Data records:
[START]

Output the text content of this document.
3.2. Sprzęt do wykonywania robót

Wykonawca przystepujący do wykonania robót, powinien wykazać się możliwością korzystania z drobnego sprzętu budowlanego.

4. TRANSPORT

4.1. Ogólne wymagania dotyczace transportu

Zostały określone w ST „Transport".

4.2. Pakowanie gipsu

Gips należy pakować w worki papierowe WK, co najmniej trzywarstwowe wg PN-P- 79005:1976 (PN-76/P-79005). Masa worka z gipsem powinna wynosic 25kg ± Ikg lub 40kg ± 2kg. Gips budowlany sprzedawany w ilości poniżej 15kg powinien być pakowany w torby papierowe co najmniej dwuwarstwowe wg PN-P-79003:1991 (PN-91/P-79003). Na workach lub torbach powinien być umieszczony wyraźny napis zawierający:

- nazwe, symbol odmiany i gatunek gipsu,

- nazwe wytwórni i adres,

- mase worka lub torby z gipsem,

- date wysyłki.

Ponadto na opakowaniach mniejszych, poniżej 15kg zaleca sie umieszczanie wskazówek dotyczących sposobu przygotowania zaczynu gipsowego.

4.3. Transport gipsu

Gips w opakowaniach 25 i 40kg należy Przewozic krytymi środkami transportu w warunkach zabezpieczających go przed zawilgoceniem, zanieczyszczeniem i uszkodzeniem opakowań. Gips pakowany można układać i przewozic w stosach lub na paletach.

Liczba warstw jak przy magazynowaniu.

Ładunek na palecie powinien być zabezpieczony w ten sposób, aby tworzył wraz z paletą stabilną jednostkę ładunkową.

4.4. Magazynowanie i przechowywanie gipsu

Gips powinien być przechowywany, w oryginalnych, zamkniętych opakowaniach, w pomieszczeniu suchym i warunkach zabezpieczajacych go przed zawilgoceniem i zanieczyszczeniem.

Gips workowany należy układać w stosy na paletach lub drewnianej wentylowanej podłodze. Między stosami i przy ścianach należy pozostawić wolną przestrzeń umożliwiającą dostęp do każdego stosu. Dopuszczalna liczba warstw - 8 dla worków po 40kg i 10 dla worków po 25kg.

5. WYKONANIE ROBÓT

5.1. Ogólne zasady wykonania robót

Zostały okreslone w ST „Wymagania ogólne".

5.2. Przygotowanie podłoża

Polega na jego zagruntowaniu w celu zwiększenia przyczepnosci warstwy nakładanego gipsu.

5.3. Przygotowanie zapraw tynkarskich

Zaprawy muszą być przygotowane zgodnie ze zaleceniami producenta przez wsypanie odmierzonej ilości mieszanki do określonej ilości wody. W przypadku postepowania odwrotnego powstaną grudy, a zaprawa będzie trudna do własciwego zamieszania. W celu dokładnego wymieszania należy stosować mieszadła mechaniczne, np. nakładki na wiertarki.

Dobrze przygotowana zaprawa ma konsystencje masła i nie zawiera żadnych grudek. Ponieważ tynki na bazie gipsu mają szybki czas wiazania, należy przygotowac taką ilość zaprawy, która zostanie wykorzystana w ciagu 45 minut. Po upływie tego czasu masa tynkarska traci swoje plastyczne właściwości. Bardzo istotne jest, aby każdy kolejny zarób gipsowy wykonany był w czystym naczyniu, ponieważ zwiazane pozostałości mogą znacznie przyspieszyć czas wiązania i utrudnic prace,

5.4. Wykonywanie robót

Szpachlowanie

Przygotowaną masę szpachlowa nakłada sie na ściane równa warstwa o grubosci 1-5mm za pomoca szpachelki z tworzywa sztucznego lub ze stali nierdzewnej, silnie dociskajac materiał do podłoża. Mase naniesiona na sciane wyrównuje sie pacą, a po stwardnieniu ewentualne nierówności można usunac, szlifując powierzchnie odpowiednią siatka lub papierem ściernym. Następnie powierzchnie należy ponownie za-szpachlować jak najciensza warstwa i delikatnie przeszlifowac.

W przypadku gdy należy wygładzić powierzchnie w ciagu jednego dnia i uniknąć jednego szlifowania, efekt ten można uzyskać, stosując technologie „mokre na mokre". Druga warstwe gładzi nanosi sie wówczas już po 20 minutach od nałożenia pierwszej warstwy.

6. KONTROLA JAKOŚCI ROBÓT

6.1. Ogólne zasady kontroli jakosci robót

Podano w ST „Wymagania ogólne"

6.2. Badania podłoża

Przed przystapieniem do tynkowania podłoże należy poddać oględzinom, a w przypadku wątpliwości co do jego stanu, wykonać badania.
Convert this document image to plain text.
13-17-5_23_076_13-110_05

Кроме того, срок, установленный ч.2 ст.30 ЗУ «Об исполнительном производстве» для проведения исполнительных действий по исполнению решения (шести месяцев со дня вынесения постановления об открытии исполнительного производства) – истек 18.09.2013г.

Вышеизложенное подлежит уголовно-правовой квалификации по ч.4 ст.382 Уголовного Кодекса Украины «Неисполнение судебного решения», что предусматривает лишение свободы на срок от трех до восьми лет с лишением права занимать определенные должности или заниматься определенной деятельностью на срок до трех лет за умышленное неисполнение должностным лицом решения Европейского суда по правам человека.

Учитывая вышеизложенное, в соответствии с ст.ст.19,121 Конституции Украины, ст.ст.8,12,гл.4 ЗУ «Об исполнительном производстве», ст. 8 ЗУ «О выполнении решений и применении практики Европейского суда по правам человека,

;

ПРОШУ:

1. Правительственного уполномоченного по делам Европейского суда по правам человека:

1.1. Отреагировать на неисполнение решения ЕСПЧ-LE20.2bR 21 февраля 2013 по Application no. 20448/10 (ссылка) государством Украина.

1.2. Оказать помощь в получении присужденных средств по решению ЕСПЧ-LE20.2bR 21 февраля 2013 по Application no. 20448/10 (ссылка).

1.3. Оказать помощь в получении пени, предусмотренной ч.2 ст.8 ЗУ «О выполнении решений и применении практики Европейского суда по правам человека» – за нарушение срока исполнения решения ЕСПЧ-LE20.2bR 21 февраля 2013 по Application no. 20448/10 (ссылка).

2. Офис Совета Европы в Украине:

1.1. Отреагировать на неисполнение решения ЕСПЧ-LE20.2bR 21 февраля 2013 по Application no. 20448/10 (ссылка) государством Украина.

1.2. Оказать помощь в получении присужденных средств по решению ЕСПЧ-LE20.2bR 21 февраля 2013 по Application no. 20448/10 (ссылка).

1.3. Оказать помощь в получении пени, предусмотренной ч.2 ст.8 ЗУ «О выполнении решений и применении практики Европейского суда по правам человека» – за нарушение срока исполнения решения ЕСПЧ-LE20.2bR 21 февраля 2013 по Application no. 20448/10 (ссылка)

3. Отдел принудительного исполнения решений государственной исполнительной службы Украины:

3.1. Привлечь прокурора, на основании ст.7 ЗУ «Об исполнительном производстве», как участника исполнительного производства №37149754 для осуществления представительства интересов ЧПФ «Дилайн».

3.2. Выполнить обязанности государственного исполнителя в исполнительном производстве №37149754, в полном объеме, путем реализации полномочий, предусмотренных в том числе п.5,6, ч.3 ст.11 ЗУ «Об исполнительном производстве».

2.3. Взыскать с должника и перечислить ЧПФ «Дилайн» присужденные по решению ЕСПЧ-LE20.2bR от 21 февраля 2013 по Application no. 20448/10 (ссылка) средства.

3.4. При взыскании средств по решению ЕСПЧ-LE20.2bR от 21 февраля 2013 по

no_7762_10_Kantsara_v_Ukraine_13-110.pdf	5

[END]

Exercise directions:
Report every line in the data above in which the word "получении" appears.

Written reply:
1.2. Оказать помощь в получении присужденных средств по решению ЕСПЧ-LE20.2bR 21 февраля 2013 по Application no. 20448/10 (ссылка).
1.3. Оказать помощь в получении пени, предусмотренной ч.2 ст.8 ЗУ «О выполнении решений и применении практики Европейского суда по правам человека» – за нарушение срока исполнения решения ЕСПЧ-LE20.2bR 21 февраля 2013 по Application no. 20448/10 (ссылка).
1.2. Оказать помощь в получении присужденных средств по решению ЕСПЧ-LE20.2bR 21 февраля 2013 по Application no. 20448/10 (ссылка).
1.3. Оказать помощь в получении пени, предусмотренной ч.2 ст.8 ЗУ «О выполнении решений и применении практики Европейского суда по правам человека» – за нарушение срока исполнения решения ЕСПЧ-LE20.2bR 21 февраля 2013 по Application no. 20448/10 (ссылка)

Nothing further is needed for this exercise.